** BEGIN RECORDS FOR THIS EXERCISE **

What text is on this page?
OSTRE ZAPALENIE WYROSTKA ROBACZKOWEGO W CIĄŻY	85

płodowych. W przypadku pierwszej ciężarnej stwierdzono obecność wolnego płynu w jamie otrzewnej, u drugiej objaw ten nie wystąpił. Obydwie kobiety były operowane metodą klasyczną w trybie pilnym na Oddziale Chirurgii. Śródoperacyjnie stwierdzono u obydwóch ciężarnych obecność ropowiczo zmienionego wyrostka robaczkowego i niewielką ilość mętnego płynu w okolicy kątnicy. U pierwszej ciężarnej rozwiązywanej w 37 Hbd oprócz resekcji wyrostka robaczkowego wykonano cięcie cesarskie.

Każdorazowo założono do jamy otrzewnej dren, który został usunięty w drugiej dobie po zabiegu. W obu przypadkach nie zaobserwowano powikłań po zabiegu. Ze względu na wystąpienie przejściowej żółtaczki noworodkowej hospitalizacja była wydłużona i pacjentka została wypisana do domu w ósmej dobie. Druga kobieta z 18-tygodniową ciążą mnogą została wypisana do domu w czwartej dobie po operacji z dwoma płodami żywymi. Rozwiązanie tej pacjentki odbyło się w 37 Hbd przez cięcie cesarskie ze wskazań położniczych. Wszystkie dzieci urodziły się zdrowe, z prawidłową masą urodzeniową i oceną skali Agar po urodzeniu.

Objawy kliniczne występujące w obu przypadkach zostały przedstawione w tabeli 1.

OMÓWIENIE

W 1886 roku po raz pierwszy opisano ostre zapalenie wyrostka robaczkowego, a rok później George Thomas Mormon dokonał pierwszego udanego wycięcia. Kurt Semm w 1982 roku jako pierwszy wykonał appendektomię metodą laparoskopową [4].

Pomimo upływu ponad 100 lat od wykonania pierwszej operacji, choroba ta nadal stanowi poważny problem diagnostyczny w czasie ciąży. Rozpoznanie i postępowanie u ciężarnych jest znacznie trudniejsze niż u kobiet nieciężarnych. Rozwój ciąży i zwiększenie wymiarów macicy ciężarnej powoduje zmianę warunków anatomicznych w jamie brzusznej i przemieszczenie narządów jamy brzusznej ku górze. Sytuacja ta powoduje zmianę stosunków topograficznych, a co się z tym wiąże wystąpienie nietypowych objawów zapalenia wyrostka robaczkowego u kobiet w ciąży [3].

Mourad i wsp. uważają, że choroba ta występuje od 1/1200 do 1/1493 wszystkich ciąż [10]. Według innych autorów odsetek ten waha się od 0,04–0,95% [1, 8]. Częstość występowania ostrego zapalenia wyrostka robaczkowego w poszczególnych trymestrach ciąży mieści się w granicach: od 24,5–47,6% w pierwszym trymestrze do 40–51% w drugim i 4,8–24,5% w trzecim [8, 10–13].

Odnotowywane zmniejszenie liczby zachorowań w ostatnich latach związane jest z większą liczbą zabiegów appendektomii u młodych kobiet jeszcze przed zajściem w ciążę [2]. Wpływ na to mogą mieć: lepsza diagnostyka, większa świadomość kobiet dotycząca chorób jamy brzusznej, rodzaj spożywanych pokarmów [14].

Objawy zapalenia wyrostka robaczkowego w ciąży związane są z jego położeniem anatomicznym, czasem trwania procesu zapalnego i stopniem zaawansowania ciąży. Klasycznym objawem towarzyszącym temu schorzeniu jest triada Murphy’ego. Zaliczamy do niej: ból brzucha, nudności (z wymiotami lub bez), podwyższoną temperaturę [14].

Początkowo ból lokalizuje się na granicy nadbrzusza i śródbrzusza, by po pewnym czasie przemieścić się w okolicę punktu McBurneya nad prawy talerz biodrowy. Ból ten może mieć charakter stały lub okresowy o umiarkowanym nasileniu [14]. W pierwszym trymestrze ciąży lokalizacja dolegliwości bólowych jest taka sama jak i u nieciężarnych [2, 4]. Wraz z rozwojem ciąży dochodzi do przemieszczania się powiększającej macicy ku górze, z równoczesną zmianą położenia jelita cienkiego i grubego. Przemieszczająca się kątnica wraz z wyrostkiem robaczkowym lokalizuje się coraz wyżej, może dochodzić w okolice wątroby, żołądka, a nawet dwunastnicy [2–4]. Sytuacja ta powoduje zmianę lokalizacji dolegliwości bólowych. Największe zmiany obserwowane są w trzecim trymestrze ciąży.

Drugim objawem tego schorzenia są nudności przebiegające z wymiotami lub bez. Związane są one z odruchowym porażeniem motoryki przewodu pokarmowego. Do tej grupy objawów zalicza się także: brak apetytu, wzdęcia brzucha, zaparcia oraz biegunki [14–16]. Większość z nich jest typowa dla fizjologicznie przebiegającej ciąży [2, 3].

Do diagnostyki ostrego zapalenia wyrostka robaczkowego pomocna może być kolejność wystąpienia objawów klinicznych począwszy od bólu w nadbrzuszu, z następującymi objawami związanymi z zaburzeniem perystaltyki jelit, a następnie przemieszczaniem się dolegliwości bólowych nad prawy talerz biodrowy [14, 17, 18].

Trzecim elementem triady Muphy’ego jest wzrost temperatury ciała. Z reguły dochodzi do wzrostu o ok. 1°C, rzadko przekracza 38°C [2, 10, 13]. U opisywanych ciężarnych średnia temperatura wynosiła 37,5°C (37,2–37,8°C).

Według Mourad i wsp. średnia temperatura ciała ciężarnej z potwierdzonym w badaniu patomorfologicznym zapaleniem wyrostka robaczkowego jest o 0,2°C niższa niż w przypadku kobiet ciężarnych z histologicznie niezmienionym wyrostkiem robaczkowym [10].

** END RECORDS FOR THIS EXERCISE **
** BEGIN RECORDS FOR THIS EXERCISE **

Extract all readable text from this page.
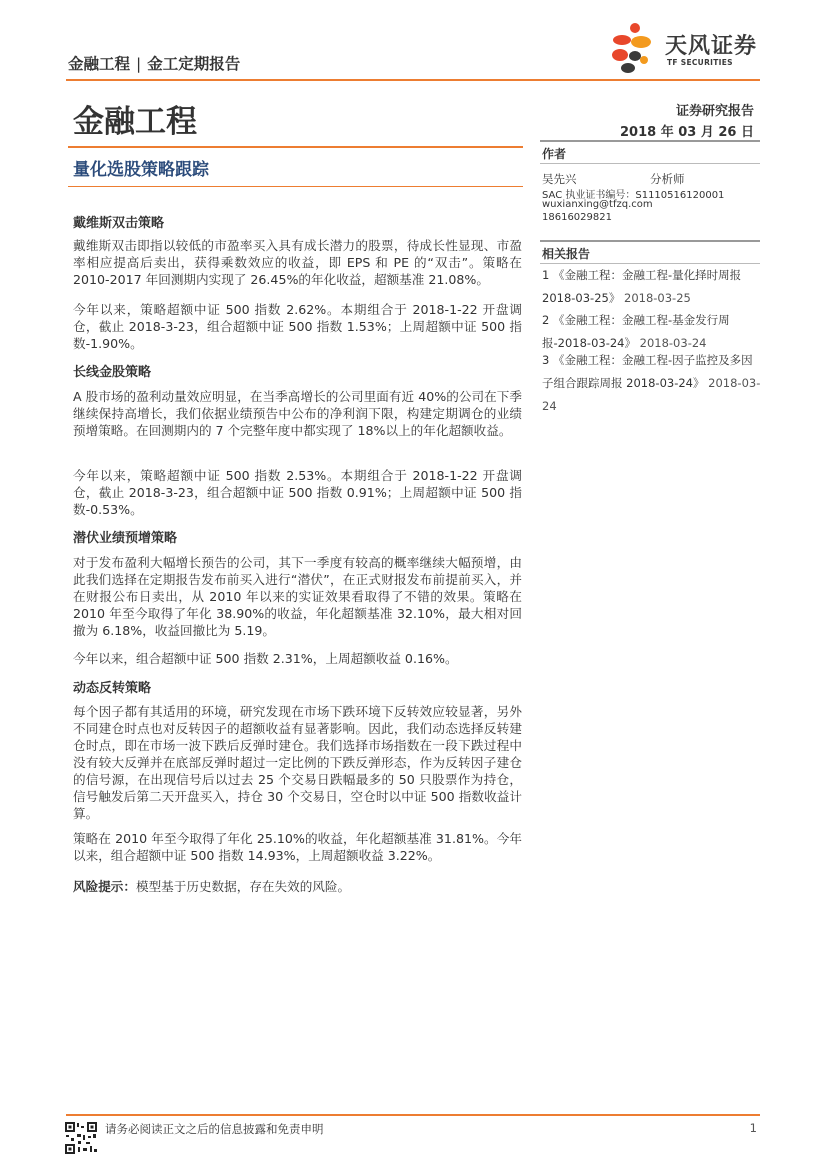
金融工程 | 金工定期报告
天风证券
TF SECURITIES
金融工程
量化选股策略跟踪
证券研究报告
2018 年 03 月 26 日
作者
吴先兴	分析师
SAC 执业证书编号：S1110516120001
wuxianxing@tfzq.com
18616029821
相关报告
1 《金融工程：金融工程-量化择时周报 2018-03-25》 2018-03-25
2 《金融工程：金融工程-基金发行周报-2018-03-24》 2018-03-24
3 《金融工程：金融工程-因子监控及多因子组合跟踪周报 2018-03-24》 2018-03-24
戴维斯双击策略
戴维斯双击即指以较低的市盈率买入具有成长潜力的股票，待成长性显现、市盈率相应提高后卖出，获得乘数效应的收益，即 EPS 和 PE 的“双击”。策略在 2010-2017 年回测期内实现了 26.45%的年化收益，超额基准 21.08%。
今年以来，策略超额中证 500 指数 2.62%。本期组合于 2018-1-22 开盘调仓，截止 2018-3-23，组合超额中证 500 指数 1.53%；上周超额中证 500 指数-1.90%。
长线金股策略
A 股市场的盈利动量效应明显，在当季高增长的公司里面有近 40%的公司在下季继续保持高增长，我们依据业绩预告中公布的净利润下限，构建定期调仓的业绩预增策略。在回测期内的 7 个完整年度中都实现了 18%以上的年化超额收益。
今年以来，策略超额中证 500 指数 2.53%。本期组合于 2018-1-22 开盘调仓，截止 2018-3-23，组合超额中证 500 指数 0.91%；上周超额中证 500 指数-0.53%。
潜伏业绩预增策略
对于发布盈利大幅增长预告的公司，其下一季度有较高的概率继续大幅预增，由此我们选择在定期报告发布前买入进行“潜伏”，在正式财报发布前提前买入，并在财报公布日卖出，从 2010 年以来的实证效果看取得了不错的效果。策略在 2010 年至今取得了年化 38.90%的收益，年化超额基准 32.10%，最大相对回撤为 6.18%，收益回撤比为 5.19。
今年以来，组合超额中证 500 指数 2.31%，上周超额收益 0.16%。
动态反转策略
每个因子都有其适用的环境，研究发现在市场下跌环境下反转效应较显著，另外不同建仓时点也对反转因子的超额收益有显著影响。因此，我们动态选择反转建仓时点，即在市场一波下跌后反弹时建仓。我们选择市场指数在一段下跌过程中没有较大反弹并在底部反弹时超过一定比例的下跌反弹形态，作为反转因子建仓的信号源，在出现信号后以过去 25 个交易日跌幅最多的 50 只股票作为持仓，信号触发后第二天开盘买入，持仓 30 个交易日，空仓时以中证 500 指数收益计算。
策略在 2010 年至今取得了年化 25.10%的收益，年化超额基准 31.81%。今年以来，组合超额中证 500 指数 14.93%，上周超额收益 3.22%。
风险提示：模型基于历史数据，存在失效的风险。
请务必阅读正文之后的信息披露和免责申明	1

** END RECORDS FOR THIS EXERCISE **
** BEGIN RECORDS FOR THIS EXERCISE **

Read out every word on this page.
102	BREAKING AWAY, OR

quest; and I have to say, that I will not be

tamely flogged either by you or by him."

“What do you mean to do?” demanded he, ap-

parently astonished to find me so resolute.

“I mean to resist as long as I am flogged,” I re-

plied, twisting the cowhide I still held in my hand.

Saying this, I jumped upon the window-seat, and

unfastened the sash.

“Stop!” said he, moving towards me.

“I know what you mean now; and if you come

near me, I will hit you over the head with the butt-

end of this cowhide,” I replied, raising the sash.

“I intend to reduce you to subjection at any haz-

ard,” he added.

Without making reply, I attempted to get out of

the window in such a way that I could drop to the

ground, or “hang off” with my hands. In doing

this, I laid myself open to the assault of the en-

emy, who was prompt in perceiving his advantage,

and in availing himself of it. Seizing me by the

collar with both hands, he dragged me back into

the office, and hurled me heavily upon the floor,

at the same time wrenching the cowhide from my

** END RECORDS FOR THIS EXERCISE **

INSTRUCTIONS FOR THE TASK:
Copy every line above that holds the word "text".

EXERCISE RESPONSE:
What text is on this page?
Extract all readable text from this page.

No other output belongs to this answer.